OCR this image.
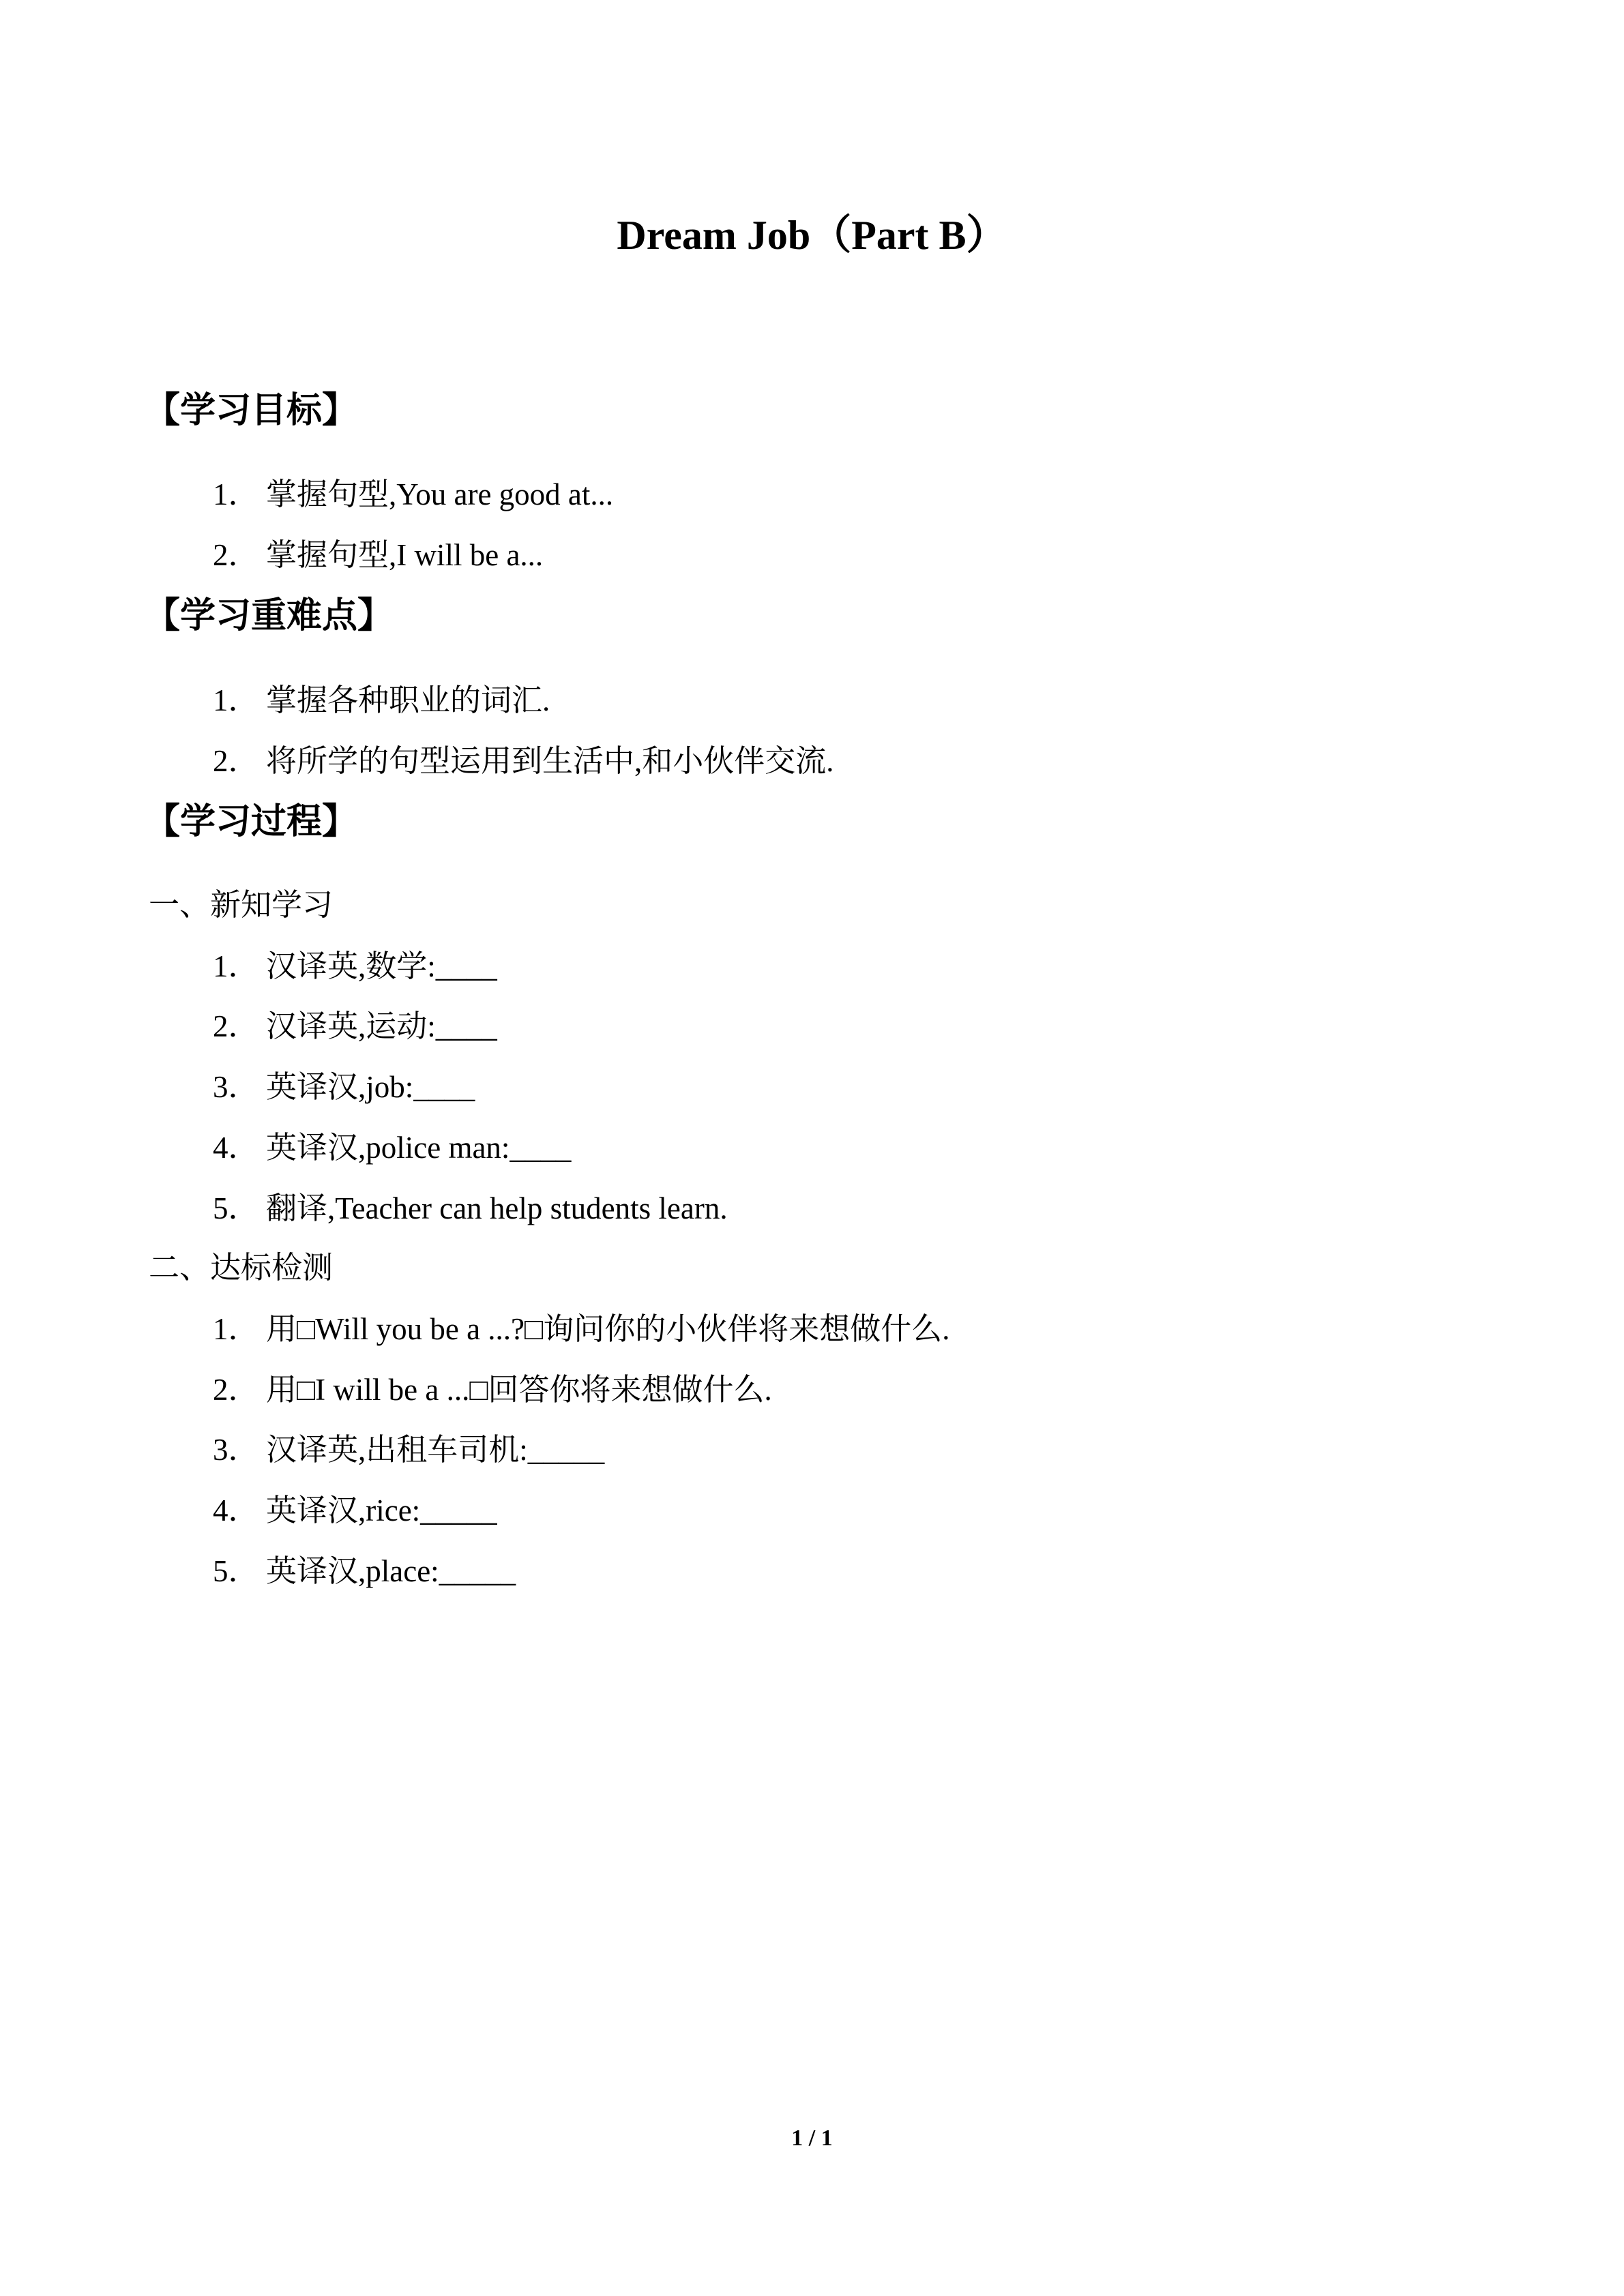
Dream Job（Part B）
【学习目标】
1． 掌握句型,You are good at...
2． 掌握句型,I will be a...
【学习重难点】
1． 掌握各种职业的词汇.
2． 将所学的句型运用到生活中,和小伙伴交流.
【学习过程】
一、新知学习
1． 汉译英,数学:____
2． 汉译英,运动:____
3． 英译汉,job:____
4． 英译汉,police man:____
5． 翻译,Teacher can help students learn.
二、达标检测
1． 用□Will you be a ...?□询问你的小伙伴将来想做什么.
2． 用□I will be a ...□回答你将来想做什么.
3． 汉译英,出租车司机:_____
4． 英译汉,rice:_____
5． 英译汉,place:_____
1 / 1
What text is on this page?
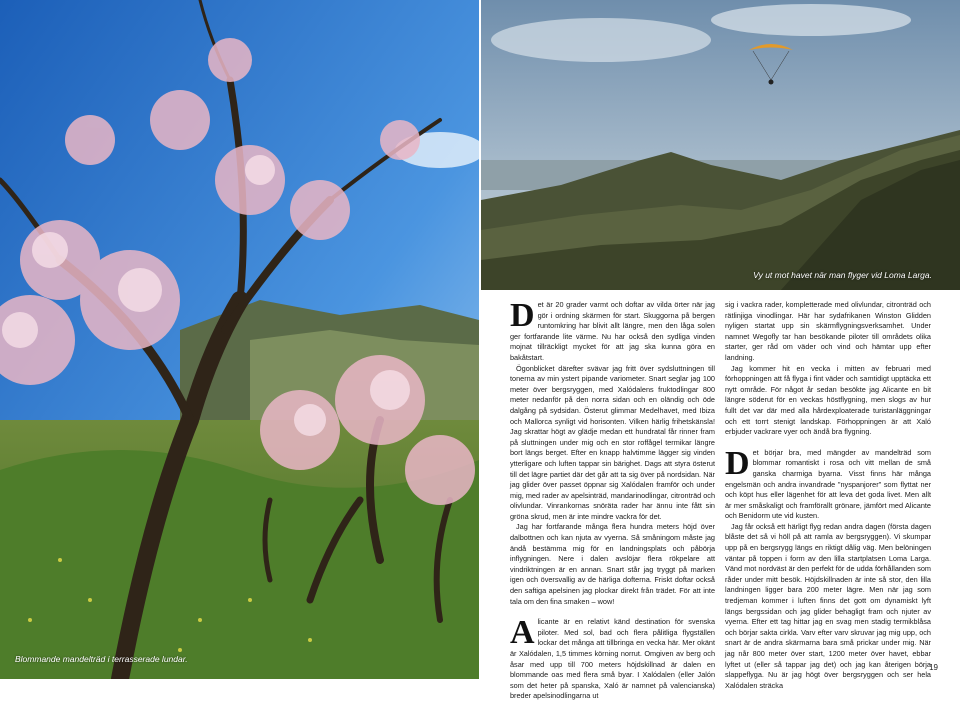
Blommande mandelträd i terrasserade lundar.
Vy ut mot havet när man flyger vid Loma Larga.

Det är 20 grader varmt och doftar av vilda örter när jag gör i ordning skärmen för start. Skuggorna på bergen runtomkring har blivit allt längre, men den låga solen ger fortfarande lite värme. Nu har också den sydliga vinden mojnat tillräckligt mycket för att jag ska kunna göra en bakåtstart.

Ögonblicket därefter svävar jag fritt över sydsluttningen till tonerna av min ystert pipande variometer. Snart seglar jag 100 meter över bergsryggen, med Xalódalens fruktodlingar 800 meter nedanför på den norra sidan och en oländig och öde dalgång på sydsidan. Österut glimmar Medelhavet, med Ibiza och Mallorca synligt vid horisonten. Vilken härlig frihetskänsla! Jag skrattar högt av glädje medan ett hundratal får rinner fram på sluttningen under mig och en stor roffågel termikar längre bort längs berget. Efter en knapp halvtimme lägger sig vinden ytterligare och luften tappar sin bärighet. Dags att styra österut till det lägre partiet där det går att ta sig över på nordsidan. När jag glider över passet öppnar sig Xalódalen framför och under mig, med rader av apelsinträd, mandarinodlingar, citronträd och olivlundar. Vinrankornas snöräta rader har ännu inte fått sin gröna skrud, men är inte mindre vackra för det.

Jag har fortfarande många flera hundra meters höjd över dalbottnen och kan njuta av vyerna. Så småningom måste jag ändå bestämma mig för en landningsplats och påbörja inflygningen. Nere i dalen avslöjar flera rökpelare att vindriktningen är en annan. Snart står jag tryggt på marken igen och översvallig av de härliga dofterna. Friskt doftar också den saftiga apelsinen jag plockar direkt från trädet. För att inte tala om den fina smaken – wow!

Alicante är en relativt känd destination för svenska piloter. Med sol, bad och flera pålitliga flygställen lockar det många att tillbringa en vecka här. Mer okänt är Xalódalen, 1,5 timmes körning norrut. Omgiven av berg och åsar med upp till 700 meters höjdskillnad är dalen en blommande oas med flera små byar. I Xalódalen (eller Jalón som det heter på spanska, Xaló är namnet på valencianska) breder apelsinodlingarna ut

sig i vackra rader, kompletterade med olivlundar, citronträd och rätlinjiga vinodlingar. Här har sydafrikanen Winston Glidden nyligen startat upp sin skärmflygningsverksamhet. Under namnet Wegofly tar han besökande piloter till områdets olika starter, ger råd om väder och vind och hämtar upp efter landning.

Jag kommer hit en vecka i mitten av februari med förhoppningen att få flyga i fint väder och samtidigt upptäcka ett nytt område. För något år sedan besökte jag Alicante en bit längre söderut för en veckas höstflygning, men slogs av hur fullt det var där med alla hårdexploaterade turistanläggningar och ett torrt stenigt landskap. Förhoppningen är att Xaló erbjuder vackrare vyer och ändå bra flygning.

Det börjar bra, med mängder av mandelträd som blommar romantiskt i rosa och vitt mellan de små ganska charmiga byarna. Visst finns här många engelsmän och andra invandrade "nyspanjorer" som flyttat ner och köpt hus eller lägenhet för att leva det goda livet. Men allt är mer småskaligt och framförallt grönare, jämfört med Alicante och Benidorm ute vid kusten.

Jag får också ett härligt flyg redan andra dagen (första dagen blåste det så vi höll på att ramla av bergsryggen). Vi skumpar upp på en bergsrygg längs en riktigt dålig väg. Men belöningen väntar på toppen i form av den lilla startplatsen Loma Larga. Vänd mot nordväst är den perfekt för de udda förhållanden som råder under mitt besök. Höjdskillnaden är inte så stor, den lilla landningen ligger bara 200 meter lägre. Men när jag som tredjeman kommer i luften finns det gott om dynamiskt lyft längs bergssidan och jag glider behagligt fram och njuter av vyerna. Efter ett tag hittar jag en svag men stadig termikblåsa och börjar sakta cirkla. Varv efter varv skruvar jag mig upp, och snart är de andra skärmarna bara små prickar under mig. När jag når 800 meter över start, 1200 meter över havet, ebbar lyftet ut (eller så tappar jag det) och jag kan återigen börja slappeflyga. Nu är jag högt över bergsryggen och ser hela Xalódalen sträcka

19
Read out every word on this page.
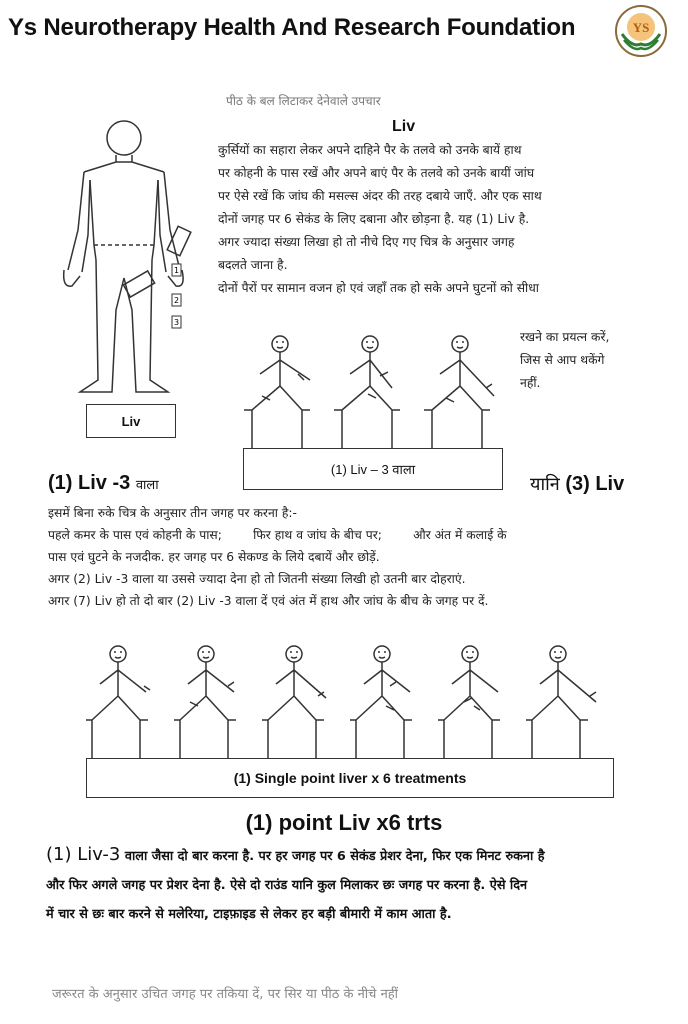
Ys Neurotherapy Health And Research Foundation	YS
पीठ के बल लिटाकर देनेवाले उपचार
Liv
1
2
3
Liv
कुर्सियों का सहारा लेकर अपने दाहिने पैर के तलवे को उनके बायें हाथ
पर कोहनी के पास रखें और अपने बाएं पैर के तलवे को उनके बायीं जांघ
पर ऐसे रखें कि जांघ की मसल्स अंदर की तरह दबाये जाएँ. और एक साथ
दोनों जगह पर 6 सेकंड के लिए दबाना और छोड़ना है. यह (1) Liv है.
अगर ज्यादा संख्या लिखा हो तो नीचे दिए गए चित्र के अनुसार जगह
बदलते जाना है.
दोनों पैरों पर सामान वजन हो एवं जहाँ तक हो सके अपने घुटनों को सीधा
रखने का प्रयत्न करें,
जिस से आप थकेंगे
नहीं.
(1) Liv – 3 वाला
(1) Liv -3 वाला	यानि (3) Liv
इसमें बिना रुके चित्र के अनुसार तीन जगह पर करना है:-
पहले कमर के पास एवं कोहनी के पास;        फिर हाथ व जांघ के बीच पर;        और अंत में कलाई के
पास एवं घुटने के नजदीक. हर जगह पर 6 सेकण्ड के लिये दबायें और छोड़ें.
अगर (2) Liv -3 वाला या उससे ज्यादा देना हो तो जितनी संख्या लिखी हो उतनी बार दोहराएं.
अगर (7) Liv हो तो दो बार (2) Liv -3 वाला दें एवं अंत में हाथ और जांघ के बीच के जगह पर दें.
(1) Single point liver x 6 treatments
(1) point Liv x6 trts
(1) Liv-3 वाला जैसा दो बार करना है. पर हर जगह पर 6 सेकंड प्रेशर देना, फिर एक मिनट रुकना है
और फिर अगले जगह पर प्रेशर देना है. ऐसे दो राउंड यानि कुल मिलाकर छः जगह पर करना है. ऐसे दिन
में चार से छः बार करने से मलेरिया, टाइफ़ाइड से लेकर हर बड़ी बीमारी में काम आता है.
जरूरत के अनुसार उचित जगह पर तकिया दें, पर सिर या पीठ के नीचे नहीं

Exercise description: Give the number of lines in the records that contain the string "mandelträd", with no other output.

Output for this task: 2